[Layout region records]
_ _ _
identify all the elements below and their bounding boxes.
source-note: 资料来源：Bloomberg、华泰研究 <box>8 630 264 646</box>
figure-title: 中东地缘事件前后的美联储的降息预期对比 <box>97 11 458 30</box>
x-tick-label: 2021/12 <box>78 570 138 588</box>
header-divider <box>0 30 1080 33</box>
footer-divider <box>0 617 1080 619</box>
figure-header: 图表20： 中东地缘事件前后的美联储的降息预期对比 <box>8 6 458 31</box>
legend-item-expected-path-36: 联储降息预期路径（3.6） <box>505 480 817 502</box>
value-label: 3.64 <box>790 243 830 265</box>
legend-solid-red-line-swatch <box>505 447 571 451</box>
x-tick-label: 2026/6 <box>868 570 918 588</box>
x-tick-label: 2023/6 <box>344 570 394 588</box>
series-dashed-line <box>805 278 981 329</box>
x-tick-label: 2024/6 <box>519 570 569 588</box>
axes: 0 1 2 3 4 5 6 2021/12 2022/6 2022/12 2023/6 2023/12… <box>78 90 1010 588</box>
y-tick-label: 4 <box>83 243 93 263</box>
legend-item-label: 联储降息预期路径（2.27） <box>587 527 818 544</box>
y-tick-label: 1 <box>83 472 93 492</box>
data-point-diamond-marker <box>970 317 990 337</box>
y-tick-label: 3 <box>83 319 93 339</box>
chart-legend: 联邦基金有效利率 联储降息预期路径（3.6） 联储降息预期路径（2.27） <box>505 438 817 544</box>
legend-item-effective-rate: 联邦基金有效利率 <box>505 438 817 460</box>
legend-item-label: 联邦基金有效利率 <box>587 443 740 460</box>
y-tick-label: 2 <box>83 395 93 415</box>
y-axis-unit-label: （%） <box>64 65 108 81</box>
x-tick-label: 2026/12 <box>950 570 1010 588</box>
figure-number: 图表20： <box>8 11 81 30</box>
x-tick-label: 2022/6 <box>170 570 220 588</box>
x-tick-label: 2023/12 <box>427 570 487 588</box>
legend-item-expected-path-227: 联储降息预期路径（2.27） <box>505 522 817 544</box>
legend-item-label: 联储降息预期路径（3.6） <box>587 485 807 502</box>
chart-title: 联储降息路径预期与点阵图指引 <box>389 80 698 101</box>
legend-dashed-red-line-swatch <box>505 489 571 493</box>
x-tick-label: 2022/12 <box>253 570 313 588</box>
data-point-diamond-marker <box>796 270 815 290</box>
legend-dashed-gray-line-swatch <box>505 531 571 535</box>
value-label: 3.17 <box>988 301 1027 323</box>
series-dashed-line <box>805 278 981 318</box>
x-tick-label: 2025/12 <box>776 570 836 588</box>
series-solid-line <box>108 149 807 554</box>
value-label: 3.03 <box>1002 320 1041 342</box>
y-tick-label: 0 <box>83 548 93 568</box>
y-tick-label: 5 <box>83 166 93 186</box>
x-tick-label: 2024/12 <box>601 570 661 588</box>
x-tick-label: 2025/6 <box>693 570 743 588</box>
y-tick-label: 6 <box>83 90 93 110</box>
_ _ _
Task brief
Reproduce the items verbatim, starting at the first line of the items and ending with the line that contains "value-label: 3.64 <box>790 243 830 265</box>". Include both of those lines.

Solution below
identify all the elements below and their bounding boxes.
source-note: 资料来源：Bloomberg、华泰研究 <box>8 630 264 646</box>
figure-title: 中东地缘事件前后的美联储的降息预期对比 <box>97 11 458 30</box>
x-tick-label: 2021/12 <box>78 570 138 588</box>
header-divider <box>0 30 1080 33</box>
footer-divider <box>0 617 1080 619</box>
figure-header: 图表20： 中东地缘事件前后的美联储的降息预期对比 <box>8 6 458 31</box>
legend-item-expected-path-36: 联储降息预期路径（3.6） <box>505 480 817 502</box>
value-label: 3.64 <box>790 243 830 265</box>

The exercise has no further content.